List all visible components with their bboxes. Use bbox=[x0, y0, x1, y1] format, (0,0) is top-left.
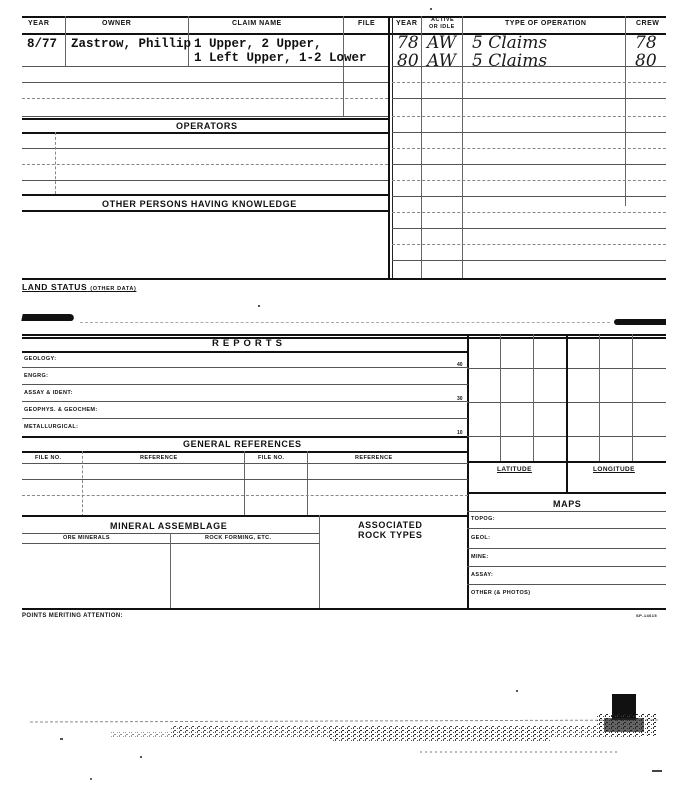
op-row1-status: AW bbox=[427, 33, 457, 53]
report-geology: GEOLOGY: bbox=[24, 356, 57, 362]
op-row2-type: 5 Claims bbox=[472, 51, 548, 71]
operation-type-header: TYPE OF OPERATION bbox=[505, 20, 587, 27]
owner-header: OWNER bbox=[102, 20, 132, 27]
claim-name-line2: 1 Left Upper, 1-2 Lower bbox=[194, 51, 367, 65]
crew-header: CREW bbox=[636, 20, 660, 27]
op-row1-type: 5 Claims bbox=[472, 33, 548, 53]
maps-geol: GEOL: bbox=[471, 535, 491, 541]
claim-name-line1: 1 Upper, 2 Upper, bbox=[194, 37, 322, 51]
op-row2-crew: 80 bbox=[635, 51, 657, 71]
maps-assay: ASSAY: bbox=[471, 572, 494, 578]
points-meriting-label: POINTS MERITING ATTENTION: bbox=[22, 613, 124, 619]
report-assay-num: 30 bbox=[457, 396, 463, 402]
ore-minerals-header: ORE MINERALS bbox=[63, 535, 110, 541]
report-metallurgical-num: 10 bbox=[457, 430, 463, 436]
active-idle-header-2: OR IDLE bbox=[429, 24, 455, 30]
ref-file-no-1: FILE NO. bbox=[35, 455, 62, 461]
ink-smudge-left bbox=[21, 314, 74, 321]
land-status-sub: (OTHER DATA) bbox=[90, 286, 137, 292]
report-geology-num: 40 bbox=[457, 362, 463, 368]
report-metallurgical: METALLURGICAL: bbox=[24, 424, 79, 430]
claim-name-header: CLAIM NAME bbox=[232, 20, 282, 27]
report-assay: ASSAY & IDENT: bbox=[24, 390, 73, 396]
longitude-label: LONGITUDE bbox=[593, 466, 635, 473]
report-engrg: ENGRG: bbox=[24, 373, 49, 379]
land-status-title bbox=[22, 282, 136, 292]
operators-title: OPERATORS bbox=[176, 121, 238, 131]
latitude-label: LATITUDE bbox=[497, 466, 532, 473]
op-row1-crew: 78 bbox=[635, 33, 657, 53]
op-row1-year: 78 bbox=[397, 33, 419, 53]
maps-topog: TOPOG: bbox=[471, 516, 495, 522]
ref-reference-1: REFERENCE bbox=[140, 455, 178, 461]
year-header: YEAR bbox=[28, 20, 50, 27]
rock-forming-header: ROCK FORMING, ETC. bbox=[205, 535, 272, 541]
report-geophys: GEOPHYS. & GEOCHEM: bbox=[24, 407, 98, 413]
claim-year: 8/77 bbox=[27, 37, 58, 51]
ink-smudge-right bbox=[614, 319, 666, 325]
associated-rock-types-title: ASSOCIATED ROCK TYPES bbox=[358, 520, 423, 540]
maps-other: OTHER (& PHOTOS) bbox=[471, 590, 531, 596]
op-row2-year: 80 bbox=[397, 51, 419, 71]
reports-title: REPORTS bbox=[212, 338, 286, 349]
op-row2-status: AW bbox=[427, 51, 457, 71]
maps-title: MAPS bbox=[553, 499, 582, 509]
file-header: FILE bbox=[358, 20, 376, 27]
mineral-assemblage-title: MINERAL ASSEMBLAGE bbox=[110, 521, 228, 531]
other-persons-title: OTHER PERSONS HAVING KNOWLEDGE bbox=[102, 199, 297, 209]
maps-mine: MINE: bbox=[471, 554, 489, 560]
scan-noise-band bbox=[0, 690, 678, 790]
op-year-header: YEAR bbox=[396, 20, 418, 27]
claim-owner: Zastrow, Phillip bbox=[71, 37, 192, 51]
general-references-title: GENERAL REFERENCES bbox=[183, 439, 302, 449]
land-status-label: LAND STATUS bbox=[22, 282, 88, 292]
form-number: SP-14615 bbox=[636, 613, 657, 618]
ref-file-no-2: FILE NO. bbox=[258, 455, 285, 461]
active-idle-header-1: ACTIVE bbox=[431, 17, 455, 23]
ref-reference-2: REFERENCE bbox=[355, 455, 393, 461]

TASK TO COMPLETE:
In the entries, some lines may contain the word "crew". Give how many do, as a number by itself.

REPLY:
3